=== Items from a figure collection ===
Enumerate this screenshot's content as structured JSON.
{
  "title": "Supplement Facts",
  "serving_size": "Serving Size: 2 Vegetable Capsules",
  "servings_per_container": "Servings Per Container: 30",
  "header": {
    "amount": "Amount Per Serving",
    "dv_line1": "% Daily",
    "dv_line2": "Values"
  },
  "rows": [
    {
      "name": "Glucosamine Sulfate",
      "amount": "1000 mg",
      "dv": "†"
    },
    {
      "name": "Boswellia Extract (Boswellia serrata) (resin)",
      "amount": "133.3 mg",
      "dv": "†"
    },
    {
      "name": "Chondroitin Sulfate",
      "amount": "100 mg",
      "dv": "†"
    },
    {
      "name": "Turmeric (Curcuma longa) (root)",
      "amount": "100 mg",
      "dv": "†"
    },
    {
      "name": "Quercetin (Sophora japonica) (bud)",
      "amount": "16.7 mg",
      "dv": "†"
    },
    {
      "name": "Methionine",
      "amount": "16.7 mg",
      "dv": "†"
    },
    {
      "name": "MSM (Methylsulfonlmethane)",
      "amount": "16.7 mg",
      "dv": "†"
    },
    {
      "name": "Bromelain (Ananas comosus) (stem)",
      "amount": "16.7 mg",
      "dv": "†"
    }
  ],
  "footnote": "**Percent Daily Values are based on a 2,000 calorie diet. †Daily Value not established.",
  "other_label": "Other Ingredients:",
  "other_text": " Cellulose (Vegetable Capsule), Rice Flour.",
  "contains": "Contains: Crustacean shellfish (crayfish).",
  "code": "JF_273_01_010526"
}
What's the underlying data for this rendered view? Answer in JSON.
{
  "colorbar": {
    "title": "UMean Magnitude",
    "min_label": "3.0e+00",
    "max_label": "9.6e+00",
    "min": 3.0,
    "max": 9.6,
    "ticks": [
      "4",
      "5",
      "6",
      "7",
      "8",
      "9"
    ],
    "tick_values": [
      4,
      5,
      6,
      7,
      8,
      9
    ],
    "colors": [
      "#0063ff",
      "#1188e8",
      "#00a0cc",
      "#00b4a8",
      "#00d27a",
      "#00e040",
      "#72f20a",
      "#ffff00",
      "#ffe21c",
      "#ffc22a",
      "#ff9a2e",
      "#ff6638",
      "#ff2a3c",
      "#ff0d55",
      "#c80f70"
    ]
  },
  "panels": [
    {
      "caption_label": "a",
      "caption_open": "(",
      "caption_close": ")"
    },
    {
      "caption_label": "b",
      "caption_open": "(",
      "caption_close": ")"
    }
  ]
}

=== EXERCISE DIRECTIONS ===
Retype exactly the lines from the one containing "What's the underlying" through the last line of the records above, including both.

=== TASK RESPONSE ===
What's the underlying data for this rendered view? Answer in JSON.
{
  "colorbar": {
    "title": "UMean Magnitude",
    "min_label": "3.0e+00",
    "max_label": "9.6e+00",
    "min": 3.0,
    "max": 9.6,
    "ticks": [
      "4",
      "5",
      "6",
      "7",
      "8",
      "9"
    ],
    "tick_values": [
      4,
      5,
      6,
      7,
      8,
      9
    ],
    "colors": [
      "#0063ff",
      "#1188e8",
      "#00a0cc",
      "#00b4a8",
      "#00d27a",
      "#00e040",
      "#72f20a",
      "#ffff00",
      "#ffe21c",
      "#ffc22a",
      "#ff9a2e",
      "#ff6638",
      "#ff2a3c",
      "#ff0d55",
      "#c80f70"
    ]
  },
  "panels": [
    {
      "caption_label": "a",
      "caption_open": "(",
      "caption_close": ")"
    },
    {
      "caption_label": "b",
      "caption_open": "(",
      "caption_close": ")"
    }
  ]
}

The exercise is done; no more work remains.